Niccolò Machiavelli: Der Fürst [Il Principe]

Wann immer staatsphilosophische oder -theoretische Fragen zur Diskussion stehen, wird früher oder später – meist früher – der Name Machiavellis fallen und des einzigen Textes, der von ihm die Zeiten wirklich überlebt hat. Nicht ganz so schlimm, aber ähnlich, ist es bei Diskussionen zu Staatsutopien bzw. -dystopien. Bis heute wird Machiavelli dann jeweils meist die Position des zynischen (wenn man ihm böse will) oder auch einfach nur realistischen (wenn man ihm gut will) Theoretikers und Verfechters einer auf bloße Macht ausgerichtete Politik zugewiesen.

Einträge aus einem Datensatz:
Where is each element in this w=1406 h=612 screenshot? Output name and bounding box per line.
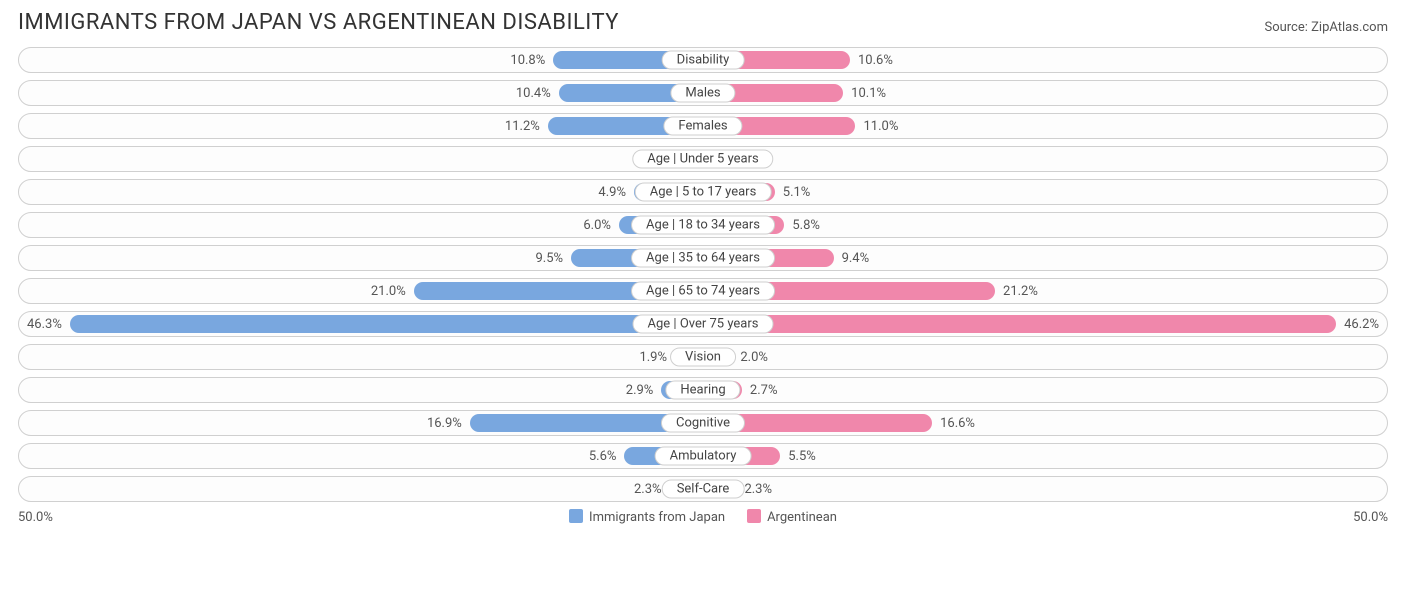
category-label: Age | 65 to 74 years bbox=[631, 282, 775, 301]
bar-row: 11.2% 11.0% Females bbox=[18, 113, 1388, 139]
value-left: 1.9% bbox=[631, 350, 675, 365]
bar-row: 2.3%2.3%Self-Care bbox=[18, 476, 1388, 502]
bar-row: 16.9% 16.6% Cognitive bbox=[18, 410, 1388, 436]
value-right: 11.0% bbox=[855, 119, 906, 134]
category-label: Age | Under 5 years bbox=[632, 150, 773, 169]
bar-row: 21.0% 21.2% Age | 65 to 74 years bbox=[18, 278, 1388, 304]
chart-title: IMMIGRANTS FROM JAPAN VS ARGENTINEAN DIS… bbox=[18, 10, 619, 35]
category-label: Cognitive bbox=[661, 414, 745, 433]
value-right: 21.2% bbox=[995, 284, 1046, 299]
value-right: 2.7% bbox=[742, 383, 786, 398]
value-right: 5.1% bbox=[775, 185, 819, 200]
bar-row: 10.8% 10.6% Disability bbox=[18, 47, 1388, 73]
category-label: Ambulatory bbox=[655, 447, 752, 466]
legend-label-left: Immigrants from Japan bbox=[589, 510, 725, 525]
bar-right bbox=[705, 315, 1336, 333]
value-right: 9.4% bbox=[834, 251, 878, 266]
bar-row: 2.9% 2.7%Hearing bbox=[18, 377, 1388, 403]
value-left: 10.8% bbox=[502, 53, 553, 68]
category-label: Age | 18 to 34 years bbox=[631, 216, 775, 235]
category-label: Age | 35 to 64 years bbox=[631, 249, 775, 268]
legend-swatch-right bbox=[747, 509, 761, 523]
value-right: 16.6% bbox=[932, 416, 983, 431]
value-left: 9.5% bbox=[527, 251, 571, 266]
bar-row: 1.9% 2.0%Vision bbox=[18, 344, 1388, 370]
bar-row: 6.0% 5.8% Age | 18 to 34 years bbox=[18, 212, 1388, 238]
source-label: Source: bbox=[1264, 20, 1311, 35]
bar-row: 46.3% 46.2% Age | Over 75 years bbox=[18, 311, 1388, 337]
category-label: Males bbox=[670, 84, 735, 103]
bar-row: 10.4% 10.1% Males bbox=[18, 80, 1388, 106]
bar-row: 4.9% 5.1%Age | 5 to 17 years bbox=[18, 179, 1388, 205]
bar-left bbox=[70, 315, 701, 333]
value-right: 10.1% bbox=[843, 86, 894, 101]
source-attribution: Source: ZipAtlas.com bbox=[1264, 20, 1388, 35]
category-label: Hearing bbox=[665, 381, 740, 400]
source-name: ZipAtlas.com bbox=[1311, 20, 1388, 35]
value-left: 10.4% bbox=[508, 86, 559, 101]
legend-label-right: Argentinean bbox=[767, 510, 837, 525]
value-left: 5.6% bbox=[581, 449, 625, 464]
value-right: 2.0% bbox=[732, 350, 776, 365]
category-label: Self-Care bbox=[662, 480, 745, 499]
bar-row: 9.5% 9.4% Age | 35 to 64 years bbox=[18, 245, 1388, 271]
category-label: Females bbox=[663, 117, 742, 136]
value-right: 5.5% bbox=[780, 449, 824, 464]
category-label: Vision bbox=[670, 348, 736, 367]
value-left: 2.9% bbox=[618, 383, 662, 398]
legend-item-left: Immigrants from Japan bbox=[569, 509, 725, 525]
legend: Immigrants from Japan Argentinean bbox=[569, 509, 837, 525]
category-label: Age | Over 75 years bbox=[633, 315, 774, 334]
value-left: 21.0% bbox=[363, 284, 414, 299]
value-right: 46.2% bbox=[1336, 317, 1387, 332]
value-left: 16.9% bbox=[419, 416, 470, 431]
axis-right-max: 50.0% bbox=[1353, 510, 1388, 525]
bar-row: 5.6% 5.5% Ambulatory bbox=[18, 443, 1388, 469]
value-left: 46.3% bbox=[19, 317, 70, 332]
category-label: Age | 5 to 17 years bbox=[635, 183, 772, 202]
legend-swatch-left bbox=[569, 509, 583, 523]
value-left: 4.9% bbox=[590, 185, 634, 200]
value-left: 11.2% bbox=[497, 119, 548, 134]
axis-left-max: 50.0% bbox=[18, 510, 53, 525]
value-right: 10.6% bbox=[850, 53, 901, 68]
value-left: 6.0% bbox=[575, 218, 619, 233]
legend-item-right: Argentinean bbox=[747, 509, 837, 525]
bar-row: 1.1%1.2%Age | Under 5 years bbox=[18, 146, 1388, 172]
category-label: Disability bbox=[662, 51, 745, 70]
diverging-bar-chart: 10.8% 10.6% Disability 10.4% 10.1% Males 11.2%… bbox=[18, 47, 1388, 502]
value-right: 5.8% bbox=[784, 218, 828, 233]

--

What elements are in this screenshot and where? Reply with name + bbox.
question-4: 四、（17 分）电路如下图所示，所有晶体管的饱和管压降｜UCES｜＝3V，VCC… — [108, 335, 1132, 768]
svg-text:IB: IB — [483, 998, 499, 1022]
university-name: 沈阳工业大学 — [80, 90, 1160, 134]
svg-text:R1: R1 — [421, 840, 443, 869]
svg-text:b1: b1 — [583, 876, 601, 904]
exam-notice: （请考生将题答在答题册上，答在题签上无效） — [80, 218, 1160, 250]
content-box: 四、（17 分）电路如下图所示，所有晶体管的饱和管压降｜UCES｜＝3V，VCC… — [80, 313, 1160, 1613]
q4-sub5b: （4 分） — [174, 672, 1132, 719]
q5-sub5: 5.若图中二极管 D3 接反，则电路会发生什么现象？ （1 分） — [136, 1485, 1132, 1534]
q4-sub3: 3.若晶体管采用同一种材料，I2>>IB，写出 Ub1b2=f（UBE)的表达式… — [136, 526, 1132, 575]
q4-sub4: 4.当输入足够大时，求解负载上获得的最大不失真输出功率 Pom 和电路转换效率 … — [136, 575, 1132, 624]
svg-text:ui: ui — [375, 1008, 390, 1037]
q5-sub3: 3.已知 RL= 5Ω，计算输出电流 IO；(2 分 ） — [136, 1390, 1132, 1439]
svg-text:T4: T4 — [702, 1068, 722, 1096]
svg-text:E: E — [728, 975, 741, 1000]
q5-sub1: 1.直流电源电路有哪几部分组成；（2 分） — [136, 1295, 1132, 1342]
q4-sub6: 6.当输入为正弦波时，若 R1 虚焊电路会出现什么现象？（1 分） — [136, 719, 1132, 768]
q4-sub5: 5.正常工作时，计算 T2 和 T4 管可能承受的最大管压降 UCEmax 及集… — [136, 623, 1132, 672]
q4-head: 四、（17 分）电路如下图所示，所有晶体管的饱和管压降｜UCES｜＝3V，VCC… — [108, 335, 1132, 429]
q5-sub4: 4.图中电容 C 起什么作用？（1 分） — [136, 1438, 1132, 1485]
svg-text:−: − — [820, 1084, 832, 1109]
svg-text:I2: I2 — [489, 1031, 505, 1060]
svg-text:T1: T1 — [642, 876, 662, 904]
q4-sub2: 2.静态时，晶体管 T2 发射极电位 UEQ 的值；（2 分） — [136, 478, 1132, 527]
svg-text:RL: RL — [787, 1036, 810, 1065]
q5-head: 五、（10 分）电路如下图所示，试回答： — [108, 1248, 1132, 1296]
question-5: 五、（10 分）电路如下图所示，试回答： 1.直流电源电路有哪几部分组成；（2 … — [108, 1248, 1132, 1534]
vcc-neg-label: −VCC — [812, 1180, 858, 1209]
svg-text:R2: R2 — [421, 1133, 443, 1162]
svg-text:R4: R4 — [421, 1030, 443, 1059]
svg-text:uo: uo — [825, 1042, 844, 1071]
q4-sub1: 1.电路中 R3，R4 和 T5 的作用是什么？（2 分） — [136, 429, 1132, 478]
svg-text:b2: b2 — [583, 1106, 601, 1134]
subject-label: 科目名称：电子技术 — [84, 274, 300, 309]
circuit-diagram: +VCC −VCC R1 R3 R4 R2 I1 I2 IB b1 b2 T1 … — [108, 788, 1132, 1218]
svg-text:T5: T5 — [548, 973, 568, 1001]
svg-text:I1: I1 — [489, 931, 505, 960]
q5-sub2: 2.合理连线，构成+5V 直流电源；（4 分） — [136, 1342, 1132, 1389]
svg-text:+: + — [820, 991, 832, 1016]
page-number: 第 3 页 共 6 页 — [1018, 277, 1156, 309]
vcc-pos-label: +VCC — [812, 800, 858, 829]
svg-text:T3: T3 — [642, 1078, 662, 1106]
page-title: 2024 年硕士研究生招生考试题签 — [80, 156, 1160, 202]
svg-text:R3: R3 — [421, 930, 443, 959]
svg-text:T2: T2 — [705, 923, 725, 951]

■ **Teile der Übung**:
1/ Zieh aus den Einträgen jede Zeile heraus, in der das Wort „Cognitive“ steht.
2/ Fahr mit dem Text über Machiavellis „Der Fürst“ fort, und zwar nach seinem letzten Satz.

■ **Antworten je Aufgabe**:
1/
bar-row: 16.9% 16.6% Cognitive bbox=[18, 410, 1388, 436]
category-label: Cognitive bbox=[661, 414, 745, 433]

2/
Diese Zuschreibung übersieht so einiges. Machiavellis Text hatte ursprünglich eine ganz andere Funktion – sowohl in der Reihe der eigenen Texte wie auch im weiteren historischen Kontext, in dem und für den er verfasst worden ist. In der Reihe der eigenen Texte stellt er eine Coda dar zu seinen Discorsi, einem bedeutend ausführlicheren Text, in dem er die politphilosophische Bedeutung eines funktionierenden Staats erörtert. Und das ist dann zugleich der weitere historische Kontext, in dem und für den Der Fürst geschrieben wurde: der Zerfall des aus dem Mittelalter stammenden Gleichgewichts einer Handvoll Stadtstaaten in Italien. Dieses Gleichgewicht konnte sich für Machiavelli nur so lange halten, als die Völker (d.i.: die Einwohner der Stadtstaaten) fähig waren, selber politisch zu leben und zu handeln, oder ob sie dazu verdorben waren.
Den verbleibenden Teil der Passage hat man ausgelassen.